Problem
Reproduce the listing exactly, with no pictures in your copy.

··· Data rows

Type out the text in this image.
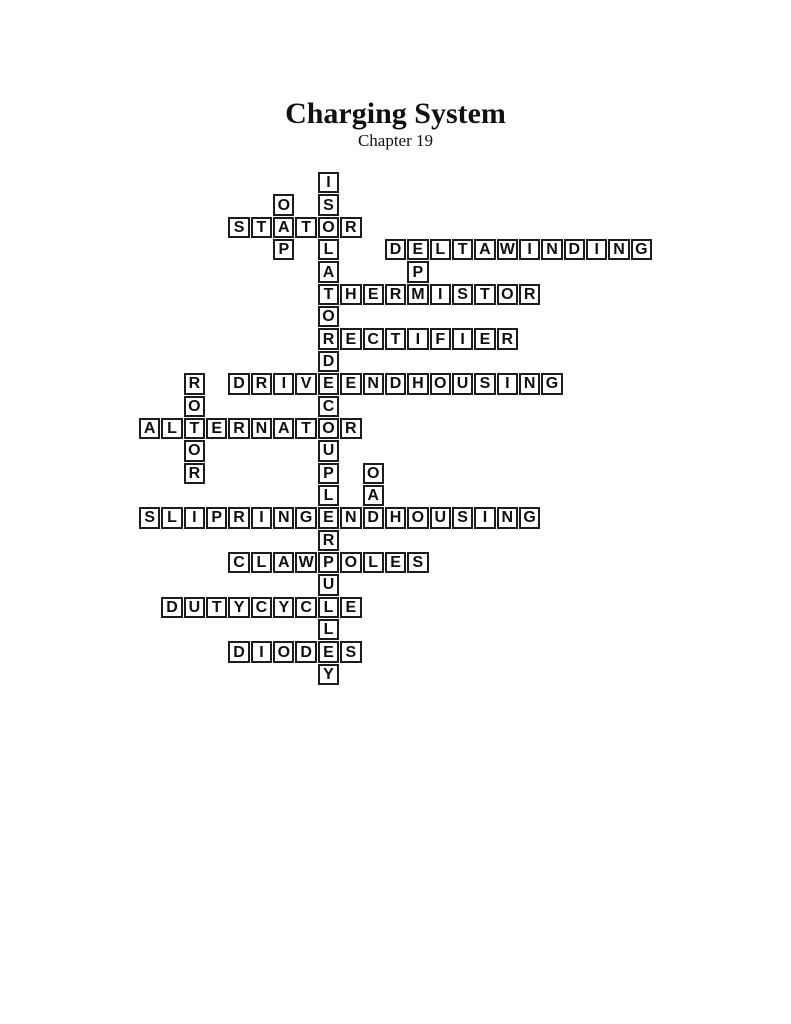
Charging System
Chapter 19
S T A T O R
D E L T A W I N D I N G
T H E R M I S T O R
R E C T I F I E R
D R I V E E N D H O U S I N G
A L T E R N A T O R
S L I P R I N G E N D H O U S I N G
C L A W P O L E S
D U T Y C Y C L E
D I O D E S
I
S
L
A
O
D
C
U
P
L
R
U
L
Y
O
P
P
R
O
O
R	O
A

······

Reply to the task
Type out the text in this image.
Charging System
Chapter 19
S T A T O R
D E L T A W I N D I N G
T H E R M I S T O R
R E C T I F I E R
D R I V E E N D H O U S I N G
A L T E R N A T O R
S L I P R I N G E N D H O U S I N G
C L A W P O L E S
D U T Y C Y C L E
D I O D E S
I
S
L
A
O
D
C
U
P
L
R
U
L
Y
O
P
P
R
O
O
R	O
A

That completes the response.